Discrete vs Continuous Variables
- In discrete distributions, the difference between \(\leq\) and \(<\) matters.
- Cumulative Distribution Functions (CDFs) are not used for discrete unordered sets (like “dog”, “cat”, “none”) and for categorical random variables.
Joint and Marginal Distributions
- The expected value is the integral over the domain: \[
E(g(X)) = \int g(x) p(x) \, dx
\]
- We assume the expected values are finite.
Variance and Standard Deviation
- Variance: \[
\text{Var}(X) = E((X - \mu)^2) = E(X^2) - \mu^2
\] where \(\mu\) is fixed and not a part of the integral.
- Standard deviation: \[
\sigma = \sqrt{\text{Var}(X)}
\] It has the same units as \(X\).
Covariance and Correlation
- Covariance: \[
\text{Cov}(X, Y) = E((X - \mu_X)(Y - \mu_Y)) = E(XY) - \mu_X \mu_Y
\] where \(\mu_X\) and \(\mu_Y\) are the marginal means.
- If \(X = Y\), then \(\text{Cov}(X, X) = \text{Var}(X)\).
- Correlation: \[
\rho_{X,Y} = \frac{\text{Cov}(X, Y)}{\sigma_X \sigma_Y}
\] with range \((-1, 1)\).
Bayes’ Rule
- Bayes’ Rule: \[
P(A \cap B) = P(A|B) P(B) = P(B|A) P(A)
\]
- Conditional distribution: \[
f_{X|Y=y}(X) = \frac{f_{X,Y}(X, y)}{f_Y(y)}
\]
Independence
- \(X\) and \(Y\) are independent if and only if for all \(x\) and \(y\), \[
f(x, y) = f(x) f(y)
\]
- This is equivalent to: \[
F(x, y) = F(x) F(y)
\]
- For more dimensions, this extends with a product.

* Listed entries *
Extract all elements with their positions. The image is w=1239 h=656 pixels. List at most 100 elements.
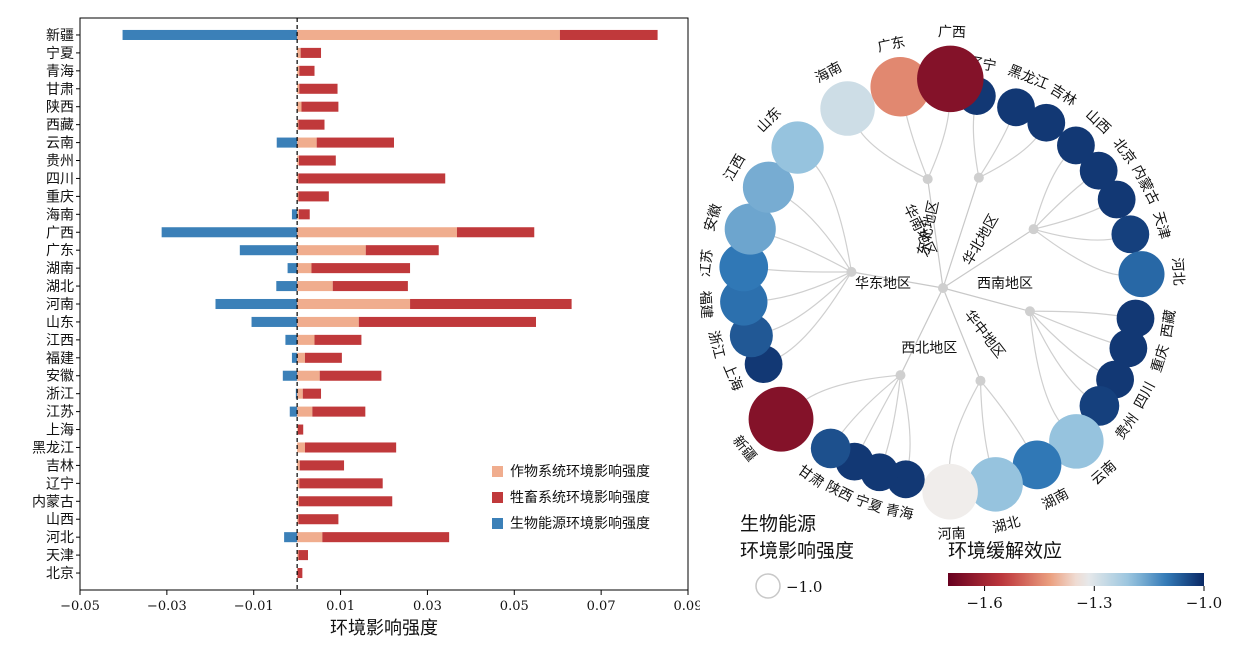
bar-bioenergy bbox=[295, 388, 298, 399]
bar-crop bbox=[297, 388, 303, 399]
bar-crop bbox=[297, 245, 366, 256]
leaf-node bbox=[917, 45, 984, 113]
x-tick-label: −0.05 bbox=[60, 599, 100, 614]
bar-crop bbox=[297, 550, 299, 561]
y-tick-label: 北京 bbox=[46, 566, 74, 582]
leaf-node bbox=[1079, 386, 1120, 426]
group-label: 华中地区 bbox=[961, 307, 1008, 361]
group-node bbox=[973, 172, 984, 183]
bar-livestock bbox=[456, 227, 535, 238]
bar-crop bbox=[297, 334, 315, 345]
bar-crop bbox=[297, 298, 411, 310]
y-tick-label: 河南 bbox=[46, 297, 74, 313]
leaf-link bbox=[773, 271, 852, 361]
bar-livestock bbox=[312, 406, 366, 417]
leaf-node bbox=[748, 386, 814, 452]
x-tick-label: 0.05 bbox=[500, 599, 529, 614]
bar-crop bbox=[297, 29, 560, 40]
bar-livestock bbox=[322, 532, 450, 543]
group-link bbox=[851, 271, 944, 289]
bar-crop bbox=[297, 119, 299, 130]
leaf-label: 上海 bbox=[720, 361, 746, 393]
leaf-link bbox=[858, 374, 902, 453]
bar-crop bbox=[297, 281, 333, 292]
y-tick-label: 福建 bbox=[46, 351, 74, 367]
leaf-node bbox=[720, 278, 768, 326]
stacked-bar-chart: 新疆宁夏青海甘肃陕西西藏云南贵州四川重庆海南广西广东湖南湖北河南山东江西福建安徽… bbox=[32, 17, 700, 639]
bar-crop bbox=[297, 137, 317, 148]
bar-livestock bbox=[298, 209, 310, 220]
bar-livestock bbox=[298, 424, 304, 435]
bar-livestock bbox=[298, 191, 329, 202]
bar-crop bbox=[297, 352, 305, 363]
leaf-node bbox=[1079, 151, 1118, 190]
bar-crop bbox=[297, 101, 302, 112]
bar-livestock bbox=[300, 47, 322, 58]
leaf-node bbox=[719, 242, 769, 292]
size-legend-circle bbox=[755, 573, 781, 599]
leaf-node bbox=[922, 463, 978, 520]
leaf-label: 江苏 bbox=[700, 248, 716, 278]
leaf-node bbox=[997, 88, 1035, 127]
bar-crop bbox=[297, 496, 299, 507]
y-tick-label: 甘肃 bbox=[46, 82, 74, 98]
leaf-node bbox=[810, 428, 851, 469]
bar-crop bbox=[297, 406, 313, 417]
leaf-link bbox=[759, 268, 852, 273]
bar-crop bbox=[297, 460, 300, 471]
group-label: 西南地区 bbox=[977, 276, 1033, 292]
bar-bioenergy bbox=[289, 406, 298, 417]
bar-crop bbox=[297, 155, 299, 166]
leaf-label: 广西 bbox=[938, 24, 967, 41]
leaf-node bbox=[742, 161, 795, 213]
leaf-label: 浙江 bbox=[705, 329, 727, 360]
leaf-link bbox=[972, 106, 980, 178]
colorbar bbox=[948, 573, 1204, 586]
leaf-label: 安徽 bbox=[702, 202, 725, 233]
leaf-link bbox=[948, 380, 981, 472]
leaf-label: 广东 bbox=[876, 34, 907, 55]
group-node bbox=[922, 174, 933, 185]
bar-livestock bbox=[302, 388, 322, 399]
leaf-link bbox=[759, 271, 852, 302]
y-tick-label: 西藏 bbox=[46, 118, 74, 134]
leaf-link bbox=[764, 271, 852, 334]
group-node bbox=[846, 266, 857, 277]
bar-crop bbox=[297, 83, 300, 94]
leaf-label: 甘肃 bbox=[795, 462, 827, 491]
group-label: 华东地区 bbox=[855, 276, 911, 292]
y-tick-label: 内蒙古 bbox=[32, 494, 74, 510]
y-tick-label: 黑龙江 bbox=[32, 440, 74, 456]
y-tick-label: 天津 bbox=[46, 548, 74, 564]
group-link bbox=[942, 287, 982, 381]
bar-livestock bbox=[298, 496, 393, 507]
y-tick-label: 山东 bbox=[46, 315, 74, 331]
bar-bioenergy bbox=[251, 316, 298, 327]
bar-bioenergy bbox=[287, 263, 298, 274]
legend-swatch bbox=[492, 518, 503, 529]
leaf-label: 福建 bbox=[700, 290, 714, 319]
leaf-link bbox=[979, 380, 1030, 451]
leaf-node bbox=[1012, 440, 1062, 490]
leaf-link bbox=[783, 195, 852, 273]
y-tick-label: 湖南 bbox=[46, 261, 74, 277]
group-node bbox=[895, 370, 906, 381]
bar-livestock bbox=[298, 550, 308, 561]
y-tick-label: 广西 bbox=[46, 225, 74, 241]
y-tick-label: 上海 bbox=[46, 423, 74, 439]
leaf-node bbox=[1109, 329, 1148, 368]
bar-bioenergy bbox=[276, 137, 298, 148]
y-tick-label: 吉林 bbox=[46, 458, 74, 474]
leaf-label: 四川 bbox=[1131, 379, 1158, 411]
bar-livestock bbox=[304, 442, 397, 453]
bar-crop bbox=[297, 209, 299, 220]
bar-crop bbox=[297, 191, 299, 202]
bar-crop bbox=[297, 370, 320, 381]
colorbar-tick-label: −1.3 bbox=[1076, 594, 1112, 612]
bar-livestock bbox=[316, 137, 394, 148]
y-tick-label: 青海 bbox=[46, 64, 74, 80]
leaf-link bbox=[1029, 310, 1106, 375]
bar-bioenergy bbox=[215, 298, 298, 310]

* Goal of the exercise *
According to the probability notes, what units does the standard deviation have?

* Correct output *
The same units as X.